The problem
Each entry that follows must be output without any deviation.

________

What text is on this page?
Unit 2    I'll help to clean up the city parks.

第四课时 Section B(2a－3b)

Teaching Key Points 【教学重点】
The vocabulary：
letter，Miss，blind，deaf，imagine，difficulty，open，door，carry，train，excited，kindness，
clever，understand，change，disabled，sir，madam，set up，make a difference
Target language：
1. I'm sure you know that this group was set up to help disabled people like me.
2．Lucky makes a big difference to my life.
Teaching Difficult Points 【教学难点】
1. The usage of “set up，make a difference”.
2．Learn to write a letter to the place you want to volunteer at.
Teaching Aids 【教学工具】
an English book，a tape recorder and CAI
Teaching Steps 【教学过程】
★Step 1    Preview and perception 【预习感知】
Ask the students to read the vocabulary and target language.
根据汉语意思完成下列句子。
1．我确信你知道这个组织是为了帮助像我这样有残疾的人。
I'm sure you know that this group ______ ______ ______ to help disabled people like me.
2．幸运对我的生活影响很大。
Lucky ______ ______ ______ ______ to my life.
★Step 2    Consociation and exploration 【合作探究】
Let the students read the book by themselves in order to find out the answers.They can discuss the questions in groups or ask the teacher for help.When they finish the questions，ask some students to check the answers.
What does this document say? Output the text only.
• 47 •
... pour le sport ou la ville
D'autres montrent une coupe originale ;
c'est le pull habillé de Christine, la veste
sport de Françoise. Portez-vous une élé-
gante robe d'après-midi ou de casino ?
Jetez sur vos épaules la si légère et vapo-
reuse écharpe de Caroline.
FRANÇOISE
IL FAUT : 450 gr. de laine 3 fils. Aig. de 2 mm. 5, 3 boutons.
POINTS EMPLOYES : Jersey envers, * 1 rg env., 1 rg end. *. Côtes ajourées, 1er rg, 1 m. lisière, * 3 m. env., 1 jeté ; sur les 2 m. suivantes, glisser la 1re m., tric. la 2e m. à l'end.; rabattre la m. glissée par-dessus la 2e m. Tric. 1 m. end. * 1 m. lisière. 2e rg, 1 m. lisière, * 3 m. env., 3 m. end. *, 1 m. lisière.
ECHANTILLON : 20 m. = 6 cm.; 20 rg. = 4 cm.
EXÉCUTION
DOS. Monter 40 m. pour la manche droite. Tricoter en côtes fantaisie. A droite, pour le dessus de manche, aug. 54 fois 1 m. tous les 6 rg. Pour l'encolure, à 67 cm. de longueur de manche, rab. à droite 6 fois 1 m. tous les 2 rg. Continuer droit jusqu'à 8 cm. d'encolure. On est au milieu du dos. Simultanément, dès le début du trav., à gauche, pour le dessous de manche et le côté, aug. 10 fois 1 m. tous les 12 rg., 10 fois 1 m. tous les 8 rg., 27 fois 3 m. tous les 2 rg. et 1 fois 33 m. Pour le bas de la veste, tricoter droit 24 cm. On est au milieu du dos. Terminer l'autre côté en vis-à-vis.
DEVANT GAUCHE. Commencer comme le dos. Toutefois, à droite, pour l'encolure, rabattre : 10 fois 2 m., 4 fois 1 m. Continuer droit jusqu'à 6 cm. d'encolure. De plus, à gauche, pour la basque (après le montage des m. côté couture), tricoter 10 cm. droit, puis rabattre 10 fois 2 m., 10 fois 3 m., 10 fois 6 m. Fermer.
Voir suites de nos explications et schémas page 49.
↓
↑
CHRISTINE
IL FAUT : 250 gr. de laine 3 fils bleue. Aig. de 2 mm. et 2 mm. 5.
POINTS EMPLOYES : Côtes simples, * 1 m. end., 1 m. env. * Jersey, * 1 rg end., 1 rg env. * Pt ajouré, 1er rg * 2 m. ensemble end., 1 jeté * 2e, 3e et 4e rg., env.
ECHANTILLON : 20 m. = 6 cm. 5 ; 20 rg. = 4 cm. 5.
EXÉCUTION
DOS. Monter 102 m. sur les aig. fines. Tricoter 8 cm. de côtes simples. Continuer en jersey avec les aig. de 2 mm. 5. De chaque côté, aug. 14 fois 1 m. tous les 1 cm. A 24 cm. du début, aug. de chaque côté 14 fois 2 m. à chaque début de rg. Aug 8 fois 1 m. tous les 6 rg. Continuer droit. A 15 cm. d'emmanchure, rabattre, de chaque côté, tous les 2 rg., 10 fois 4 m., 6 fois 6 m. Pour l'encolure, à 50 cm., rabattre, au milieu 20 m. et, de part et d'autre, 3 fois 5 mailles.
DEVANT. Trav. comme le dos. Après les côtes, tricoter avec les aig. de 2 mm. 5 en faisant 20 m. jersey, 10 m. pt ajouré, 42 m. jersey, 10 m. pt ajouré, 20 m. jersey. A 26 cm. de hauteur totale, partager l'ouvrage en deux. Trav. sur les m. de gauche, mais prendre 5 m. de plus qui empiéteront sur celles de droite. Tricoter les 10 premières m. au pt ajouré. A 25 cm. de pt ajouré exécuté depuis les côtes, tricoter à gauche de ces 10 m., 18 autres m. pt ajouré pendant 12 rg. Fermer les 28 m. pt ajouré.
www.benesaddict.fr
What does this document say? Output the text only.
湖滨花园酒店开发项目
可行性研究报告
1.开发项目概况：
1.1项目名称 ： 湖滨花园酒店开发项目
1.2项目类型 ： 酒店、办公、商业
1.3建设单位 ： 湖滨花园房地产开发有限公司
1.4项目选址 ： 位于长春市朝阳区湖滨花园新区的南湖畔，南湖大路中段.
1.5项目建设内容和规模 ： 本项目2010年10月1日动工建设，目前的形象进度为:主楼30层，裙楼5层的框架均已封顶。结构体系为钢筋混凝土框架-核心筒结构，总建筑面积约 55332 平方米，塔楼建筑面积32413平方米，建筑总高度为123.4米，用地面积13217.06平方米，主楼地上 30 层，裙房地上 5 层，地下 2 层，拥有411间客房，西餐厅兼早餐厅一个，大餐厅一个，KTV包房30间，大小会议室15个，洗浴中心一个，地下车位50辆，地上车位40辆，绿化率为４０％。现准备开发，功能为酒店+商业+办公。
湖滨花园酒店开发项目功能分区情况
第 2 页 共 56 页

________

Written response
What text is on this page?
Unit 2    I'll help to clean up the city parks.

第四课时 Section B(2a－3b)

Teaching Key Points 【教学重点】
The vocabulary：
letter，Miss，blind，deaf，imagine，difficulty，open，door，carry，train，excited，kindness，
clever，understand，change，disabled，sir，madam，set up，make a difference
Target language：
1. I'm sure you know that this group was set up to help disabled people like me.
2．Lucky makes a big difference to my life.
Teaching Difficult Points 【教学难点】
1. The usage of “set up，make a difference”.
2．Learn to write a letter to the place you want to volunteer at.
Teaching Aids 【教学工具】
an English book，a tape recorder and CAI
Teaching Steps 【教学过程】
★Step 1    Preview and perception 【预习感知】
Ask the students to read the vocabulary and target language.
根据汉语意思完成下列句子。
1．我确信你知道这个组织是为了帮助像我这样有残疾的人。
I'm sure you know that this group ______ ______ ______ to help disabled people like me.
2．幸运对我的生活影响很大。
Lucky ______ ______ ______ ______ to my life.
★Step 2    Consociation and exploration 【合作探究】
Let the students read the book by themselves in order to find out the answers.They can discuss the questions in groups or ask the teacher for help.When they finish the questions，ask some students to check the answers.
What does this document say? Output the text only.
• 47 •
... pour le sport ou la ville
D'autres montrent une coupe originale ;
c'est le pull habillé de Christine, la veste
sport de Françoise. Portez-vous une élé-
gante robe d'après-midi ou de casino ?
Jetez sur vos épaules la si légère et vapo-
reuse écharpe de Caroline.
FRANÇOISE
IL FAUT : 450 gr. de laine 3 fils. Aig. de 2 mm. 5, 3 boutons.
POINTS EMPLOYES : Jersey envers, * 1 rg env., 1 rg end. *. Côtes ajourées, 1er rg, 1 m. lisière, * 3 m. env., 1 jeté ; sur les 2 m. suivantes, glisser la 1re m., tric. la 2e m. à l'end.; rabattre la m. glissée par-dessus la 2e m. Tric. 1 m. end. * 1 m. lisière. 2e rg, 1 m. lisière, * 3 m. env., 3 m. end. *, 1 m. lisière.
ECHANTILLON : 20 m. = 6 cm.; 20 rg. = 4 cm.
EXÉCUTION
DOS. Monter 40 m. pour la manche droite. Tricoter en côtes fantaisie. A droite, pour le dessus de manche, aug. 54 fois 1 m. tous les 6 rg. Pour l'encolure, à 67 cm. de longueur de manche, rab. à droite 6 fois 1 m. tous les 2 rg. Continuer droit jusqu'à 8 cm. d'encolure. On est au milieu du dos. Simultanément, dès le début du trav., à gauche, pour le dessous de manche et le côté, aug. 10 fois 1 m. tous les 12 rg., 10 fois 1 m. tous les 8 rg., 27 fois 3 m. tous les 2 rg. et 1 fois 33 m. Pour le bas de la veste, tricoter droit 24 cm. On est au milieu du dos. Terminer l'autre côté en vis-à-vis.
DEVANT GAUCHE. Commencer comme le dos. Toutefois, à droite, pour l'encolure, rabattre : 10 fois 2 m., 4 fois 1 m. Continuer droit jusqu'à 6 cm. d'encolure. De plus, à gauche, pour la basque (après le montage des m. côté couture), tricoter 10 cm. droit, puis rabattre 10 fois 2 m., 10 fois 3 m., 10 fois 6 m. Fermer.
Voir suites de nos explications et schémas page 49.
↓
↑
CHRISTINE
IL FAUT : 250 gr. de laine 3 fils bleue. Aig. de 2 mm. et 2 mm. 5.
POINTS EMPLOYES : Côtes simples, * 1 m. end., 1 m. env. * Jersey, * 1 rg end., 1 rg env. * Pt ajouré, 1er rg * 2 m. ensemble end., 1 jeté * 2e, 3e et 4e rg., env.
ECHANTILLON : 20 m. = 6 cm. 5 ; 20 rg. = 4 cm. 5.
EXÉCUTION
DOS. Monter 102 m. sur les aig. fines. Tricoter 8 cm. de côtes simples. Continuer en jersey avec les aig. de 2 mm. 5. De chaque côté, aug. 14 fois 1 m. tous les 1 cm. A 24 cm. du début, aug. de chaque côté 14 fois 2 m. à chaque début de rg. Aug 8 fois 1 m. tous les 6 rg. Continuer droit. A 15 cm. d'emmanchure, rabattre, de chaque côté, tous les 2 rg., 10 fois 4 m., 6 fois 6 m. Pour l'encolure, à 50 cm., rabattre, au milieu 20 m. et, de part et d'autre, 3 fois 5 mailles.
DEVANT. Trav. comme le dos. Après les côtes, tricoter avec les aig. de 2 mm. 5 en faisant 20 m. jersey, 10 m. pt ajouré, 42 m. jersey, 10 m. pt ajouré, 20 m. jersey. A 26 cm. de hauteur totale, partager l'ouvrage en deux. Trav. sur les m. de gauche, mais prendre 5 m. de plus qui empiéteront sur celles de droite. Tricoter les 10 premières m. au pt ajouré. A 25 cm. de pt ajouré exécuté depuis les côtes, tricoter à gauche de ces 10 m., 18 autres m. pt ajouré pendant 12 rg. Fermer les 28 m. pt ajouré.
www.benesaddict.fr
What does this document say? Output the text only.
湖滨花园酒店开发项目
可行性研究报告
1.开发项目概况：
1.1项目名称 ： 湖滨花园酒店开发项目
1.2项目类型 ： 酒店、办公、商业
1.3建设单位 ： 湖滨花园房地产开发有限公司
1.4项目选址 ： 位于长春市朝阳区湖滨花园新区的南湖畔，南湖大路中段.
1.5项目建设内容和规模 ： 本项目2010年10月1日动工建设，目前的形象进度为:主楼30层，裙楼5层的框架均已封顶。结构体系为钢筋混凝土框架-核心筒结构，总建筑面积约 55332 平方米，塔楼建筑面积32413平方米，建筑总高度为123.4米，用地面积13217.06平方米，主楼地上 30 层，裙房地上 5 层，地下 2 层，拥有411间客房，西餐厅兼早餐厅一个，大餐厅一个，KTV包房30间，大小会议室15个，洗浴中心一个，地下车位50辆，地上车位40辆，绿化率为４０％。现准备开发，功能为酒店+商业+办公。
湖滨花园酒店开发项目功能分区情况
第 2 页 共 56 页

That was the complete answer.